- TASK OBJECTIVE
Extract each line from the entries below that has the string "avoided" in it.

- PROVIDED DATA
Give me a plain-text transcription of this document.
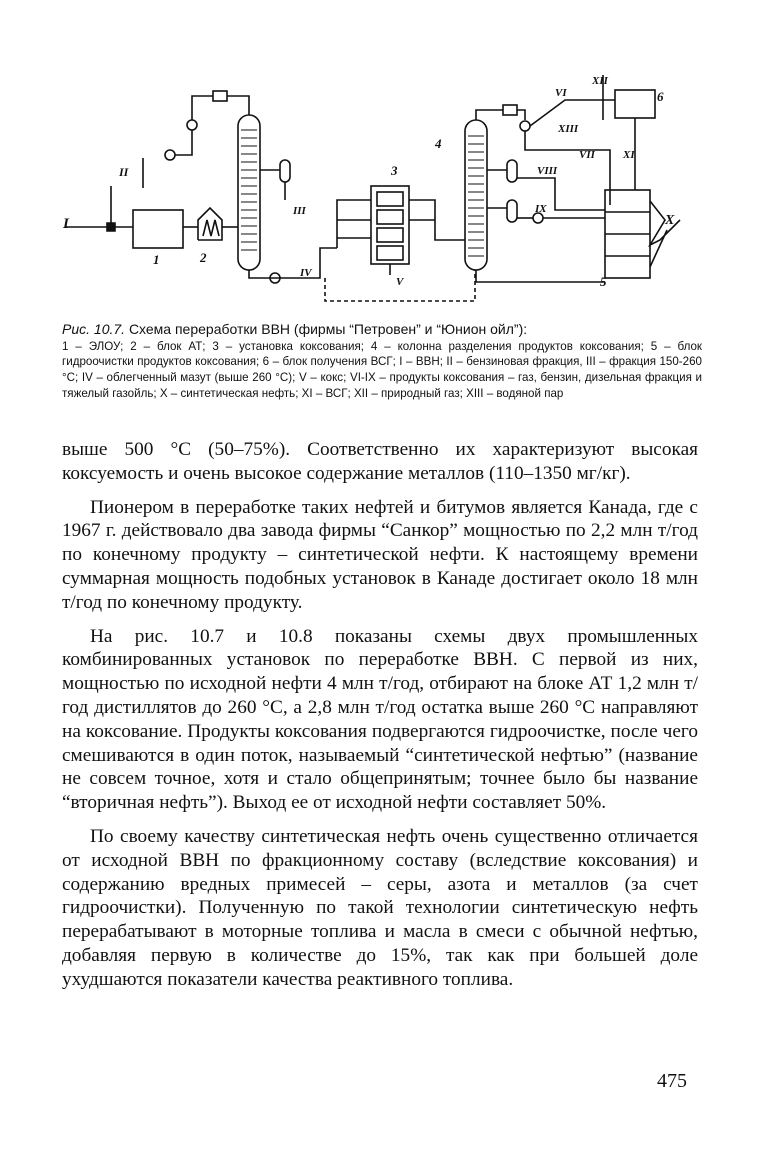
I
II
1	2
III
IV
3
V
4
VI
XII
XIII
6
VII	XI
VIII
IX
X
5
Рис. 10.7. Схема переработки ВВН (фирмы “Петровен” и “Юнион ойл”):
1 – ЭЛОУ; 2 – блок АТ; 3 – установка коксования; 4 – колонна разделения продуктов коксования; 5 – блок гидроочистки продуктов коксования; 6 – блок получения ВСГ; I – ВВН; II – бензиновая фракция, III – фракция 150-260 °С; IV – облегченный мазут (выше 260 °С); V – кокс; VI-IX – продукты коксования – газ, бензин, дизельная фракция и тяжелый газойль; X – синтетическая нефть; XI – ВСГ; XII – природный газ; XIII – водяной пар

выше 500 °С (50–75%). Соответственно их характеризуют высокая коксуемость и очень высокое содержание металлов (110–1350 мг/кг).

Пионером в переработке таких нефтей и битумов является Канада, где с 1967 г. действовало два завода фирмы “Санкор” мощностью по 2,2 млн т/год по конечному продукту – синтетической нефти. К настоящему времени суммарная мощность подобных установок в Канаде достигает около 18 млн т/год по конечному продукту.

На рис. 10.7 и 10.8 показаны схемы двух промышленных комбинированных установок по переработке ВВН. С первой из них, мощностью по исходной нефти 4 млн т/год, отбирают на блоке АТ 1,2 млн т/год дистиллятов до 260 °С, а 2,8 млн т/год остатка выше 260 °С направляют на коксование. Продукты коксования подвергаются гидроочистке, после чего смешиваются в один поток, называемый “синтетической нефтью” (название не совсем точное, хотя и стало общепринятым; точнее было бы название “вторичная нефть”). Выход ее от исходной нефти составляет 50%.

По своему качеству синтетическая нефть очень существенно отличается от исходной ВВН по фракционному составу (вследствие коксования) и содержанию вредных примесей – серы, азота и металлов (за счет гидроочистки). Полученную по такой технологии синтетическую нефть перерабатывают в моторные топлива и масла в смеси с обычной нефтью, добавляя первую в количестве до 15%, так как при большей доле ухудшаются показатели качества реактивного топлива.

475
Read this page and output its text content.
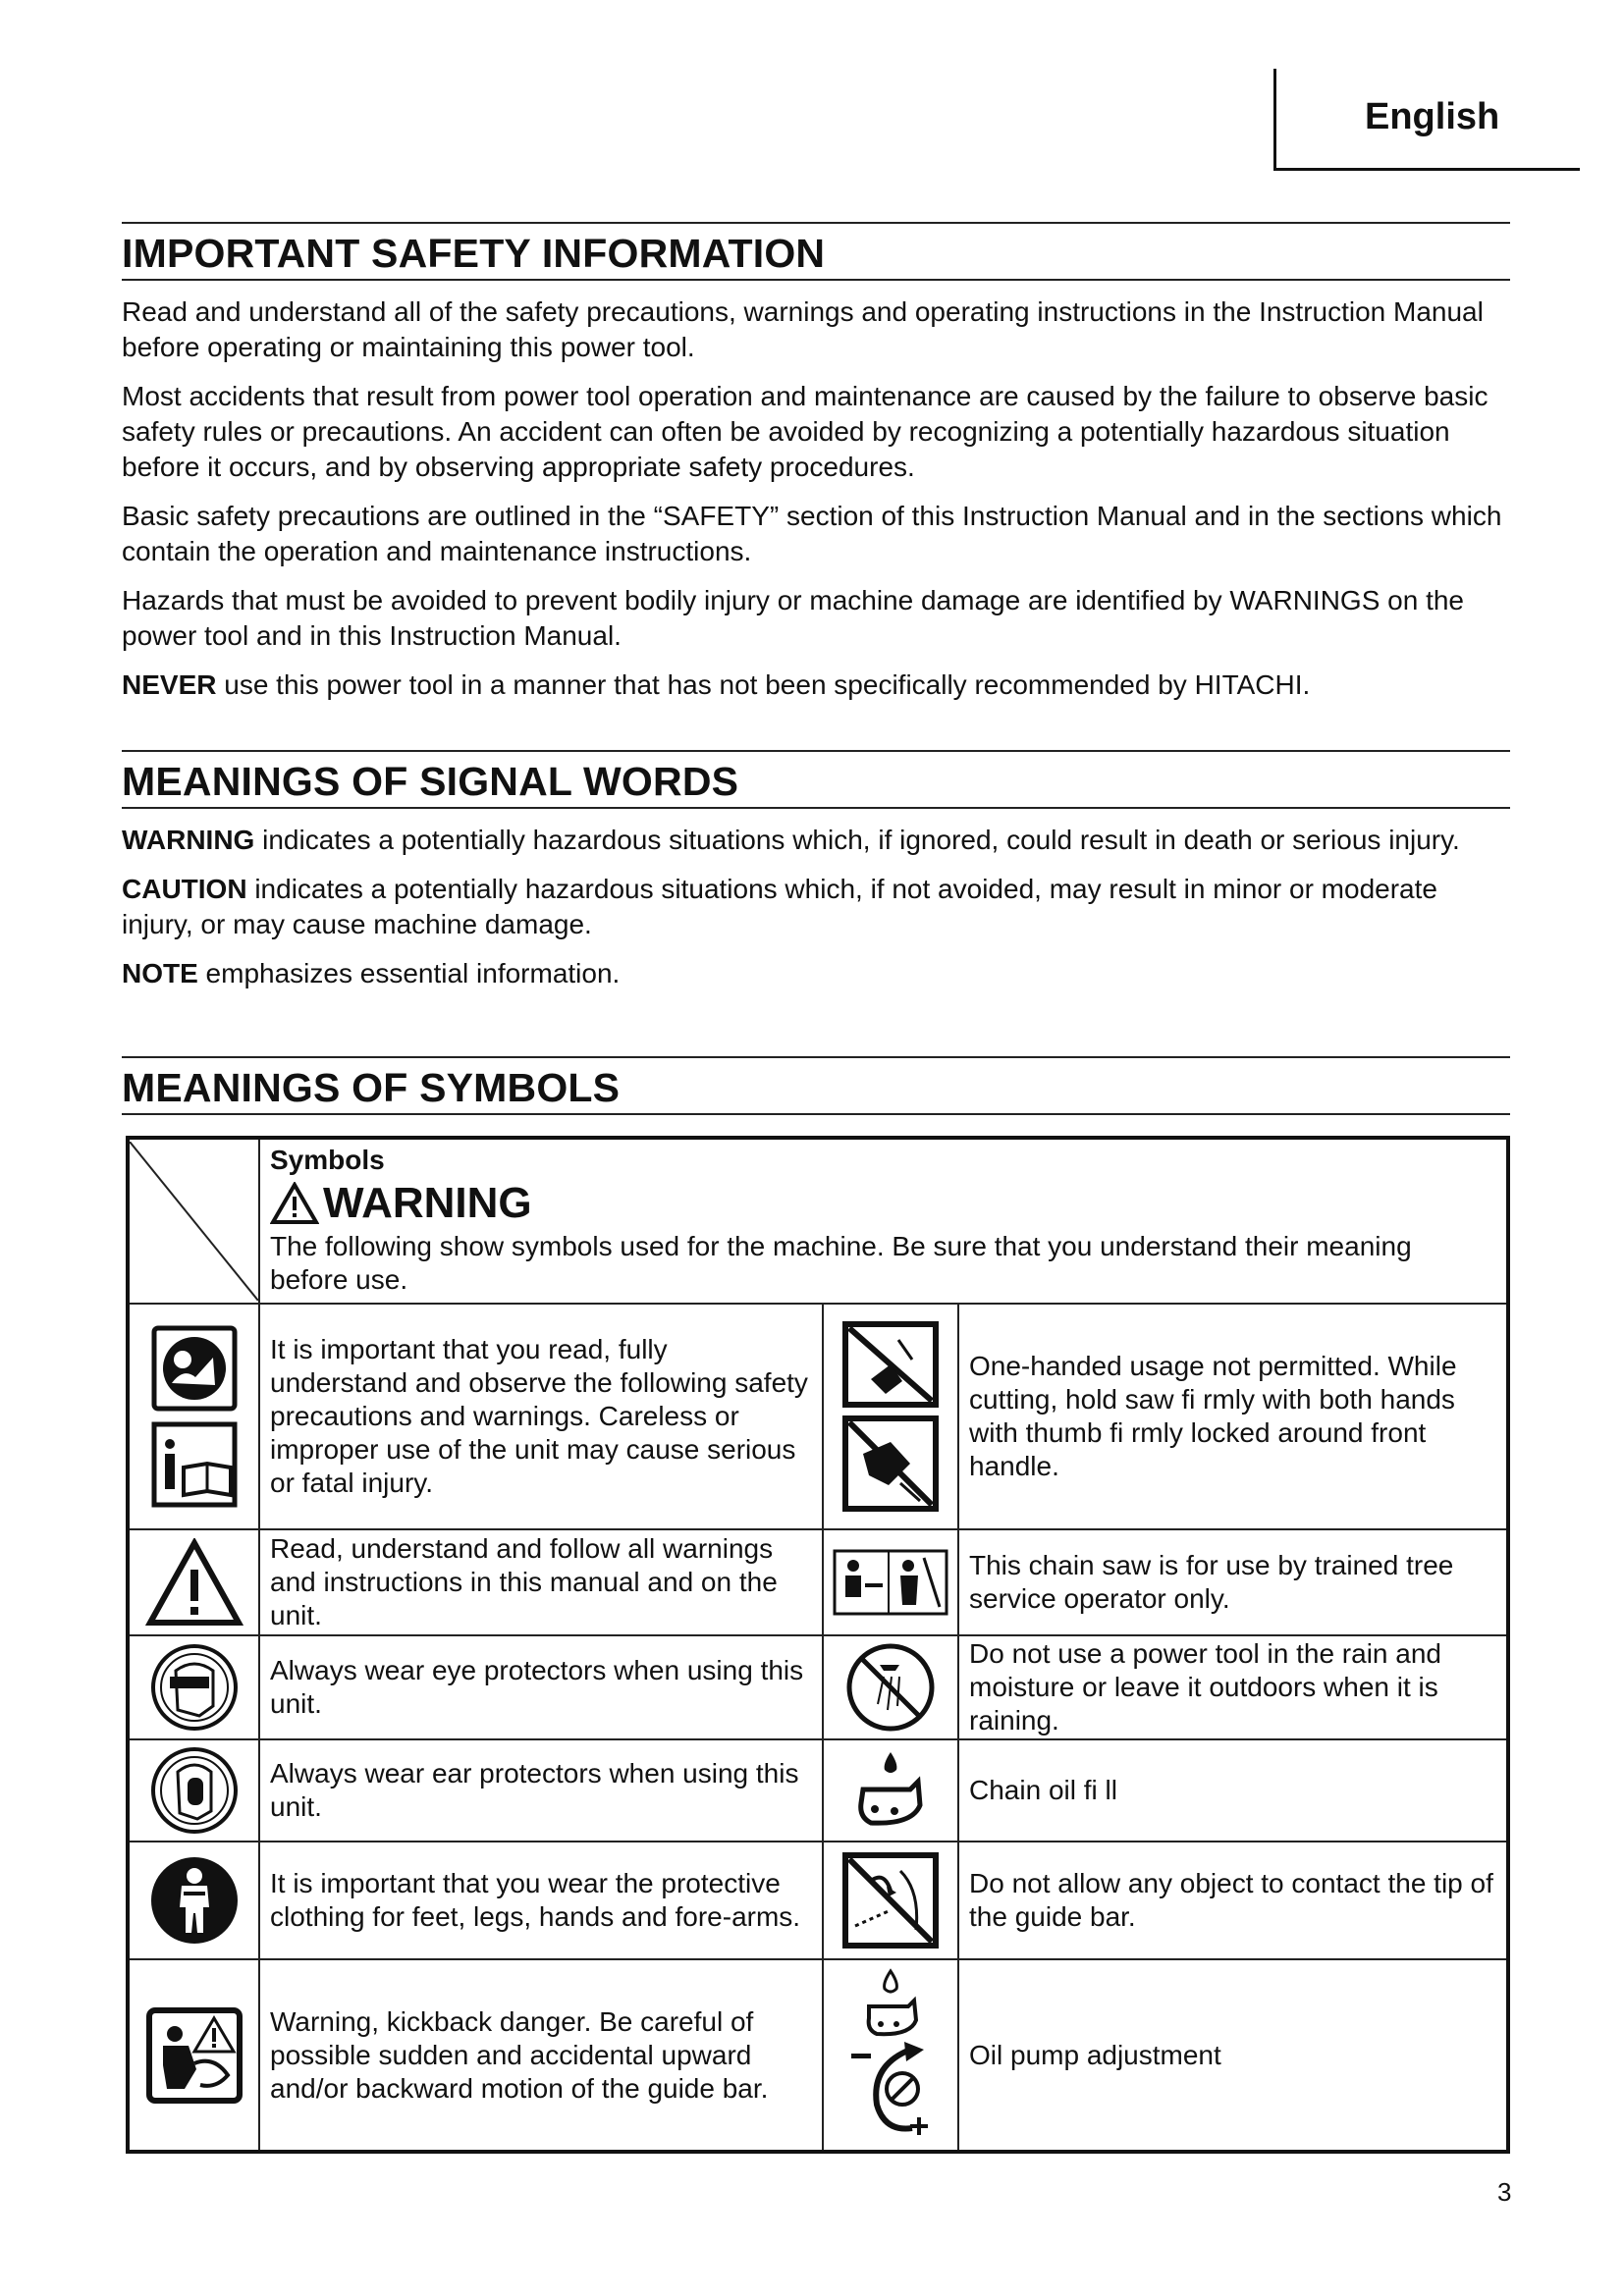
English
IMPORTANT SAFETY INFORMATION

Read and understand all of the safety precautions, warnings and operating instructions in the Instruction Manual before operating or maintaining this power tool.

Most accidents that result from power tool operation and maintenance are caused by the failure to observe basic safety rules or precautions. An accident can often be avoided by recognizing a potentially hazardous situation before it occurs, and by observing appropriate safety procedures.

Basic safety precautions are outlined in the “SAFETY” section of this Instruction Manual and in the sections which contain the operation and maintenance instructions.

Hazards that must be avoided to prevent bodily injury or machine damage are identified by WARNINGS on the power tool and in this Instruction Manual.

NEVER use this power tool in a manner that has not been specifically recommended by HITACHI.

MEANINGS OF SIGNAL WORDS

WARNING indicates a potentially hazardous situations which, if ignored, could result in death or serious injury.

CAUTION indicates a potentially hazardous situations which, if not avoided, may result in minor or moderate injury, or may cause machine damage.

NOTE emphasizes essential information.

MEANINGS OF SYMBOLS

Symbols
WARNING
The following show symbols used for the machine. Be sure that you understand their meaning before use.		

	It is important that you read, fully understand and observe the following safety precautions and warnings. Careless or improper use of the unit may cause serious or fatal injury.		One-handed usage not permitted. While cutting, hold saw fi rmly with both hands with thumb fi rmly locked around front handle.
	Read, understand and follow all warnings and instructions in this manual and on the unit.		This chain saw is for use by trained tree service operator only.
	Always wear eye protectors when using this unit.		Do not use a power tool in the rain and moisture or leave it outdoors when it is raining.
	Always wear ear protectors when using this unit.		Chain oil fi ll
	It is important that you wear the protective clothing for feet, legs, hands and fore-arms.		Do not allow any object to contact the tip of the guide bar.
	Warning, kickback danger. Be careful of possible sudden and accidental upward and/or backward motion of the guide bar.		Oil pump adjustment
3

- ANSWER TO THE TASK
Most accidents that result from power tool operation and maintenance are caused by the failure to observe basic safety rules or precautions. An accident can often be avoided by recognizing a potentially hazardous situation before it occurs, and by observing appropriate safety procedures.
Hazards that must be avoided to prevent bodily injury or machine damage are identified by WARNINGS on the power tool and in this Instruction Manual.
CAUTION indicates a potentially hazardous situations which, if not avoided, may result in minor or moderate injury, or may cause machine damage.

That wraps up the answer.